> [Set exercise] Set down the material below in full, matching it exactly.
==== Exercise material ====
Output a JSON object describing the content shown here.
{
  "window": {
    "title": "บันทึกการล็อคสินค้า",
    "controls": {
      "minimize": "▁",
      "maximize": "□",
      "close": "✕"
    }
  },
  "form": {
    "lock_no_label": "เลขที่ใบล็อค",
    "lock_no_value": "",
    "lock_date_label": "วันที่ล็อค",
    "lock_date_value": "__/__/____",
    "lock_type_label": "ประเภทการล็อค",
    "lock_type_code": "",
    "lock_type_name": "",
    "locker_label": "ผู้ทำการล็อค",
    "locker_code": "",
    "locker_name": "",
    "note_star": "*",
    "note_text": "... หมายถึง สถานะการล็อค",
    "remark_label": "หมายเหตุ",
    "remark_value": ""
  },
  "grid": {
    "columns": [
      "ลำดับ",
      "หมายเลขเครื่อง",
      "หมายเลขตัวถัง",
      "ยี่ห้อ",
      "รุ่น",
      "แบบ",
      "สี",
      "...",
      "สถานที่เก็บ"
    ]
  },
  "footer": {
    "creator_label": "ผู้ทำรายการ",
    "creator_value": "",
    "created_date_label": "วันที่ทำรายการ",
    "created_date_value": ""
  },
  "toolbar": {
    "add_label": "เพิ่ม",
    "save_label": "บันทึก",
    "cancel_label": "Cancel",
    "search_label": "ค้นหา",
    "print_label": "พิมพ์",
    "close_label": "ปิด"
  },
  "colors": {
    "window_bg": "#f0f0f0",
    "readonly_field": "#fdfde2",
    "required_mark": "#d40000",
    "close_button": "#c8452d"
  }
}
====
> [Exercise result]
Output a JSON object describing the content shown here.
{
  "window": {
    "title": "บันทึกการล็อคสินค้า",
    "controls": {
      "minimize": "▁",
      "maximize": "□",
      "close": "✕"
    }
  },
  "form": {
    "lock_no_label": "เลขที่ใบล็อค",
    "lock_no_value": "",
    "lock_date_label": "วันที่ล็อค",
    "lock_date_value": "__/__/____",
    "lock_type_label": "ประเภทการล็อค",
    "lock_type_code": "",
    "lock_type_name": "",
    "locker_label": "ผู้ทำการล็อค",
    "locker_code": "",
    "locker_name": "",
    "note_star": "*",
    "note_text": "... หมายถึง สถานะการล็อค",
    "remark_label": "หมายเหตุ",
    "remark_value": ""
  },
  "grid": {
    "columns": [
      "ลำดับ",
      "หมายเลขเครื่อง",
      "หมายเลขตัวถัง",
      "ยี่ห้อ",
      "รุ่น",
      "แบบ",
      "สี",
      "...",
      "สถานที่เก็บ"
    ]
  },
  "footer": {
    "creator_label": "ผู้ทำรายการ",
    "creator_value": "",
    "created_date_label": "วันที่ทำรายการ",
    "created_date_value": ""
  },
  "toolbar": {
    "add_label": "เพิ่ม",
    "save_label": "บันทึก",
    "cancel_label": "Cancel",
    "search_label": "ค้นหา",
    "print_label": "พิมพ์",
    "close_label": "ปิด"
  },
  "colors": {
    "window_bg": "#f0f0f0",
    "readonly_field": "#fdfde2",
    "required_mark": "#d40000",
    "close_button": "#c8452d"
  }
}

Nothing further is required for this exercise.